(Data excerpts)
......
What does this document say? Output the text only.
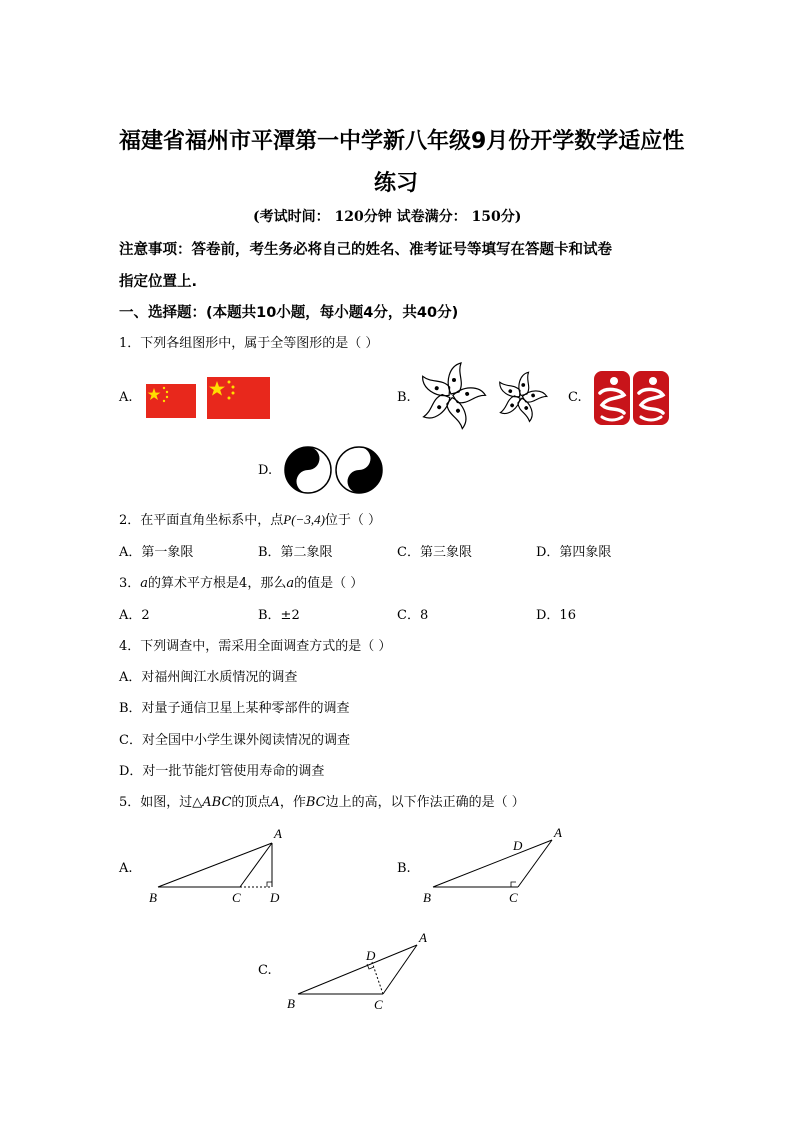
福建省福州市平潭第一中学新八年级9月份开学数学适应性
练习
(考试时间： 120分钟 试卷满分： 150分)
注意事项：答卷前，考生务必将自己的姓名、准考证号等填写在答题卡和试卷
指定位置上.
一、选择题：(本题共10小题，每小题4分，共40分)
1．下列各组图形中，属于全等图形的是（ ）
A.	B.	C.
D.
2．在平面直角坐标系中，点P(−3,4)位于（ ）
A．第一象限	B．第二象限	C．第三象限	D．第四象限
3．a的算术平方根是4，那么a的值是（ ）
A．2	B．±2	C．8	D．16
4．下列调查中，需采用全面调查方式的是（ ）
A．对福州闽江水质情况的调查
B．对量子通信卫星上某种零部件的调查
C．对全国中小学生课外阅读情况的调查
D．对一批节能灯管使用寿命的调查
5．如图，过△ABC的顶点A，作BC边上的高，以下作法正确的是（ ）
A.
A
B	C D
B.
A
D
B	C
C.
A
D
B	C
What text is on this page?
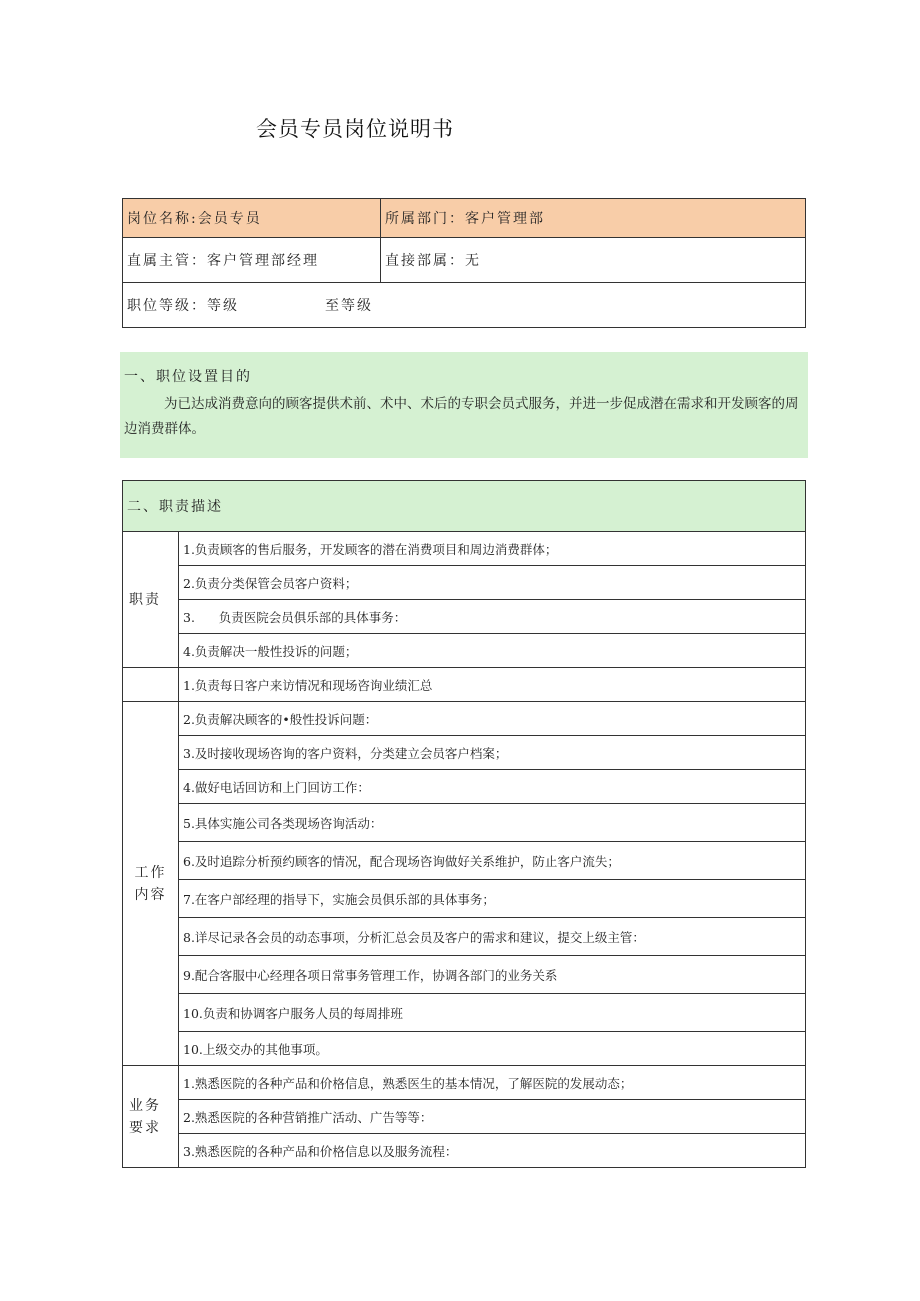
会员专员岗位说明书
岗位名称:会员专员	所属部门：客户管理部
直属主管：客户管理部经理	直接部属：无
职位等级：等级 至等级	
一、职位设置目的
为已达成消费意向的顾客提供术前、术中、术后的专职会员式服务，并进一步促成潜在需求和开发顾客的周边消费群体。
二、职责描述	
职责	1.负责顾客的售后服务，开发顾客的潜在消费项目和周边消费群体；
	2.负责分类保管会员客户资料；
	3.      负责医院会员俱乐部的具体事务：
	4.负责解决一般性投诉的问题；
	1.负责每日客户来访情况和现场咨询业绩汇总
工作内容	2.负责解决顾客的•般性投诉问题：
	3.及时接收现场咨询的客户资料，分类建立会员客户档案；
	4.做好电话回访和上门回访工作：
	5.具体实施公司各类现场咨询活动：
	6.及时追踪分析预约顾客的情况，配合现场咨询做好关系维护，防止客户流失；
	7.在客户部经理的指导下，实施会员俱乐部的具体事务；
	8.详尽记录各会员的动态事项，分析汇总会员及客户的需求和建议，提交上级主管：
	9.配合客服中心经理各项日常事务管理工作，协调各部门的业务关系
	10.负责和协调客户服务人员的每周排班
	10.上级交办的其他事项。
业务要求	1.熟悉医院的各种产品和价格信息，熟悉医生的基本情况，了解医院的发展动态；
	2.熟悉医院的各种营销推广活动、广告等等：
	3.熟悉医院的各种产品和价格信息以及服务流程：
......
Drop the images and quote the entries word for word.

What does this document say? Output the text only.
福建省福州市平潭第一中学新八年级9月份开学数学适应性
练习
(考试时间： 120分钟 试卷满分： 150分)
注意事项：答卷前，考生务必将自己的姓名、准考证号等填写在答题卡和试卷
指定位置上.
一、选择题：(本题共10小题，每小题4分，共40分)
1．下列各组图形中，属于全等图形的是（ ）
A.	B.	C.
D.
2．在平面直角坐标系中，点P(−3,4)位于（ ）
A．第一象限	B．第二象限	C．第三象限	D．第四象限
3．a的算术平方根是4，那么a的值是（ ）
A．2	B．±2	C．8	D．16
4．下列调查中，需采用全面调查方式的是（ ）
A．对福州闽江水质情况的调查
B．对量子通信卫星上某种零部件的调查
C．对全国中小学生课外阅读情况的调查
D．对一批节能灯管使用寿命的调查
5．如图，过△ABC的顶点A，作BC边上的高，以下作法正确的是（ ）
A.
A
B	C D
B.
A
D
B	C
C.
A
D
B	C
What text is on this page?
会员专员岗位说明书
岗位名称:会员专员	所属部门：客户管理部
直属主管：客户管理部经理	直接部属：无
职位等级：等级 至等级	
一、职位设置目的
为已达成消费意向的顾客提供术前、术中、术后的专职会员式服务，并进一步促成潜在需求和开发顾客的周边消费群体。
二、职责描述	
职责	1.负责顾客的售后服务，开发顾客的潜在消费项目和周边消费群体；
	2.负责分类保管会员客户资料；
	3.      负责医院会员俱乐部的具体事务：
	4.负责解决一般性投诉的问题；
	1.负责每日客户来访情况和现场咨询业绩汇总
工作内容	2.负责解决顾客的•般性投诉问题：
	3.及时接收现场咨询的客户资料，分类建立会员客户档案；
	4.做好电话回访和上门回访工作：
	5.具体实施公司各类现场咨询活动：
	6.及时追踪分析预约顾客的情况，配合现场咨询做好关系维护，防止客户流失；
	7.在客户部经理的指导下，实施会员俱乐部的具体事务；
	8.详尽记录各会员的动态事项，分析汇总会员及客户的需求和建议，提交上级主管：
	9.配合客服中心经理各项日常事务管理工作，协调各部门的业务关系
	10.负责和协调客户服务人员的每周排班
	10.上级交办的其他事项。
业务要求	1.熟悉医院的各种产品和价格信息，熟悉医生的基本情况，了解医院的发展动态；
	2.熟悉医院的各种营销推广活动、广告等等：
	3.熟悉医院的各种产品和价格信息以及服务流程：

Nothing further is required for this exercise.